Requirements: List each line of the data that holds the word "without".
—————
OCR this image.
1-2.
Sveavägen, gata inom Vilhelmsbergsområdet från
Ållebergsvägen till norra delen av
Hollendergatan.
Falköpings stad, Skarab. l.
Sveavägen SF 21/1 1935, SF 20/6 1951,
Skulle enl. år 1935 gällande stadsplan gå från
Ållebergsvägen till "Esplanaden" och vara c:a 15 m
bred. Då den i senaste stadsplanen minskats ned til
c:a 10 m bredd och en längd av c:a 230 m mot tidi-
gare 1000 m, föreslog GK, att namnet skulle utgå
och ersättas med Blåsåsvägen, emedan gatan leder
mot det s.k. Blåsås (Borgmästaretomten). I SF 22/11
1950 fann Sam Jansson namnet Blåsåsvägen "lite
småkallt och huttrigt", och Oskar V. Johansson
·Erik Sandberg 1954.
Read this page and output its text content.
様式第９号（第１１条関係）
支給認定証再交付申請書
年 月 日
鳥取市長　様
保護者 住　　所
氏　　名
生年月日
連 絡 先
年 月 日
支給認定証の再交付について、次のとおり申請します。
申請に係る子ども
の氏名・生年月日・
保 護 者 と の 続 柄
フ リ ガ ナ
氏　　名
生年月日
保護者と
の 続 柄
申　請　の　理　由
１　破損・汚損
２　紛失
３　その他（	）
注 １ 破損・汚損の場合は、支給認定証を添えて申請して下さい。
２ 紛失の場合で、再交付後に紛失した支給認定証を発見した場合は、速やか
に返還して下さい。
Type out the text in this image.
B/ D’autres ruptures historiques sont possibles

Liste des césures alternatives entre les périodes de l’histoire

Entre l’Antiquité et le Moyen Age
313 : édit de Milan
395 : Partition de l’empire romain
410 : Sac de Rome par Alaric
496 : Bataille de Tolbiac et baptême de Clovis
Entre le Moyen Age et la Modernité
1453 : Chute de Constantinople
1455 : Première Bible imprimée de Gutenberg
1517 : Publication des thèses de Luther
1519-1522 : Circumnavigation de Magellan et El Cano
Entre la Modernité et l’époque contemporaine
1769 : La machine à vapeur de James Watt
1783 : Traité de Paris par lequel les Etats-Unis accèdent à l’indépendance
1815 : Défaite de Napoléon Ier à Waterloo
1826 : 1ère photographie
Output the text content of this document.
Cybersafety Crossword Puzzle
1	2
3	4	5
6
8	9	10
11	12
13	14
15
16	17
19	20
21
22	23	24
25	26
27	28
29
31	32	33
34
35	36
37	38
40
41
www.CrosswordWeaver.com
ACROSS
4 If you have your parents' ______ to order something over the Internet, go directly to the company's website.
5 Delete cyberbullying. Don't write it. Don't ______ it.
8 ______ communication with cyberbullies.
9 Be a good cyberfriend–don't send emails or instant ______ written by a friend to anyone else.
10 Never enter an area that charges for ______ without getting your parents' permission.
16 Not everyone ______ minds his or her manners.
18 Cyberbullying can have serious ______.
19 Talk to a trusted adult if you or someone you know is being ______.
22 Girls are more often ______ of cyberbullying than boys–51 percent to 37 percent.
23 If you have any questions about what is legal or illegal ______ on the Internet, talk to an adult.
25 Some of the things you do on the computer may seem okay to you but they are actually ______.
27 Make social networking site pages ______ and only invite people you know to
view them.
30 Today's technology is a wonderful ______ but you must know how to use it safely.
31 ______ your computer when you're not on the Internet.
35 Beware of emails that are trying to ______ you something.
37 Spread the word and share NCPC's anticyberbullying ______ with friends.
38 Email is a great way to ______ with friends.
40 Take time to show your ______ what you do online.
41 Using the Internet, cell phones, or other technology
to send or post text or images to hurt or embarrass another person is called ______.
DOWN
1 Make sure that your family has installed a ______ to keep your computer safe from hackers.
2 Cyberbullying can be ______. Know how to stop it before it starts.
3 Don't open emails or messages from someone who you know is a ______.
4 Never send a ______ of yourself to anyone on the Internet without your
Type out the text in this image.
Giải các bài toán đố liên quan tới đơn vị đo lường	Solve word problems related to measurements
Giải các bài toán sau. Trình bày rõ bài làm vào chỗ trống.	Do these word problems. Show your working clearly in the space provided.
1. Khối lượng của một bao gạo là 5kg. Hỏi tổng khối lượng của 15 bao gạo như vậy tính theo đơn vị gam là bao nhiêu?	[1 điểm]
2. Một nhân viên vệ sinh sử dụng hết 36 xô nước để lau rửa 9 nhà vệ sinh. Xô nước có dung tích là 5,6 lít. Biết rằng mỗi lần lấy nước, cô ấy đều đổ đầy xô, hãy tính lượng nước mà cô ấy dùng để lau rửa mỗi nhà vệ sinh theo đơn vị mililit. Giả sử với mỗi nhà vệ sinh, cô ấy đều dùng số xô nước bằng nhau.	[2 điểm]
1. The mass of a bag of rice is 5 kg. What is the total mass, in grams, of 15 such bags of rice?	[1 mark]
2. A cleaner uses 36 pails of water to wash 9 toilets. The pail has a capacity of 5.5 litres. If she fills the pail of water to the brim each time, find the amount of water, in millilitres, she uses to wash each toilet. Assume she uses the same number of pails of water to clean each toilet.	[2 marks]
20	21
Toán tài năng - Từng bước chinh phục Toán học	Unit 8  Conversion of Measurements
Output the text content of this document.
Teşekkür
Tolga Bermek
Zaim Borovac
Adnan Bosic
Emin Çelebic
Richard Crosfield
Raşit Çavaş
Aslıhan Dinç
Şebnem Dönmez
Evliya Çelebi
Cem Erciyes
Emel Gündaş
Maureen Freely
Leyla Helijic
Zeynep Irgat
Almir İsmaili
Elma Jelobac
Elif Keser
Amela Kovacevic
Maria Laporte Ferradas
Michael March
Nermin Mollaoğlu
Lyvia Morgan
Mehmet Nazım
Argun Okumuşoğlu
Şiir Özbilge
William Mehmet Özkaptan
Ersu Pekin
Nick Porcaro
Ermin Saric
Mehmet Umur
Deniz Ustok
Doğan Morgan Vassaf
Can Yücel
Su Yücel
—————
The result:
10 Never enter an area that charges for ______ without getting your parents' permission.
4 Never send a ______ of yourself to anyone on the Internet without your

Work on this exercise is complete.